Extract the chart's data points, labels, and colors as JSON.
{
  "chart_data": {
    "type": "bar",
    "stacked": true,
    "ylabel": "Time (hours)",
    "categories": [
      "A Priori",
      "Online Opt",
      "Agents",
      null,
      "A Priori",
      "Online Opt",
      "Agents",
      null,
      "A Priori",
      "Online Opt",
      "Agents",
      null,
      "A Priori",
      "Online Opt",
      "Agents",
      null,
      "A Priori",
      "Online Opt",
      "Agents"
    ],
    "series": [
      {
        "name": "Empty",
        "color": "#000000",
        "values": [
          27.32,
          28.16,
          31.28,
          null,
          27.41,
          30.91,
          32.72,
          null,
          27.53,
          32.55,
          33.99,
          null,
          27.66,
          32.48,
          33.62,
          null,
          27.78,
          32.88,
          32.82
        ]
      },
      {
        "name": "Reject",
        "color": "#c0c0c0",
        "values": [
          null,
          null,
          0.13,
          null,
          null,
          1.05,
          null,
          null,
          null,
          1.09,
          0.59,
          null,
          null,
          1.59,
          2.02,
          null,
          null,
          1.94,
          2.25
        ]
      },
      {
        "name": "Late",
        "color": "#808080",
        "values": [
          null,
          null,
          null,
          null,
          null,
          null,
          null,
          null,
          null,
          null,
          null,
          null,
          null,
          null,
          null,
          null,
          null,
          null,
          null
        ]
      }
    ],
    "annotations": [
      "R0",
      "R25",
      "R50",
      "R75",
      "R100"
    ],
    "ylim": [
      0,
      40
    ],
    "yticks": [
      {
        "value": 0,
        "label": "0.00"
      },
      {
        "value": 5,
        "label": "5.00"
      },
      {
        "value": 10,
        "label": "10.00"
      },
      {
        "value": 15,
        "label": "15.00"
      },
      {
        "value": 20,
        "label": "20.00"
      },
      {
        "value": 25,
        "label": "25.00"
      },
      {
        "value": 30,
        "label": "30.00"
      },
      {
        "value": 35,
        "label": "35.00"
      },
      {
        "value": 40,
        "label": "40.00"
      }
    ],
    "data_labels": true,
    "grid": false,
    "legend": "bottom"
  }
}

++++++++++

Take the lines above and print them exactly.

Correct output:
Extract the chart's data points, labels, and colors as JSON.
{
  "chart_data": {
    "type": "bar",
    "stacked": true,
    "ylabel": "Time (hours)",
    "categories": [
      "A Priori",
      "Online Opt",
      "Agents",
      null,
      "A Priori",
      "Online Opt",
      "Agents",
      null,
      "A Priori",
      "Online Opt",
      "Agents",
      null,
      "A Priori",
      "Online Opt",
      "Agents",
      null,
      "A Priori",
      "Online Opt",
      "Agents"
    ],
    "series": [
      {
        "name": "Empty",
        "color": "#000000",
        "values": [
          27.32,
          28.16,
          31.28,
          null,
          27.41,
          30.91,
          32.72,
          null,
          27.53,
          32.55,
          33.99,
          null,
          27.66,
          32.48,
          33.62,
          null,
          27.78,
          32.88,
          32.82
        ]
      },
      {
        "name": "Reject",
        "color": "#c0c0c0",
        "values": [
          null,
          null,
          0.13,
          null,
          null,
          1.05,
          null,
          null,
          null,
          1.09,
          0.59,
          null,
          null,
          1.59,
          2.02,
          null,
          null,
          1.94,
          2.25
        ]
      },
      {
        "name": "Late",
        "color": "#808080",
        "values": [
          null,
          null,
          null,
          null,
          null,
          null,
          null,
          null,
          null,
          null,
          null,
          null,
          null,
          null,
          null,
          null,
          null,
          null,
          null
        ]
      }
    ],
    "annotations": [
      "R0",
      "R25",
      "R50",
      "R75",
      "R100"
    ],
    "ylim": [
      0,
      40
    ],
    "yticks": [
      {
        "value": 0,
        "label": "0.00"
      },
      {
        "value": 5,
        "label": "5.00"
      },
      {
        "value": 10,
        "label": "10.00"
      },
      {
        "value": 15,
        "label": "15.00"
      },
      {
        "value": 20,
        "label": "20.00"
      },
      {
        "value": 25,
        "label": "25.00"
      },
      {
        "value": 30,
        "label": "30.00"
      },
      {
        "value": 35,
        "label": "35.00"
      },
      {
        "value": 40,
        "label": "40.00"
      }
    ],
    "data_labels": true,
    "grid": false,
    "legend": "bottom"
  }
}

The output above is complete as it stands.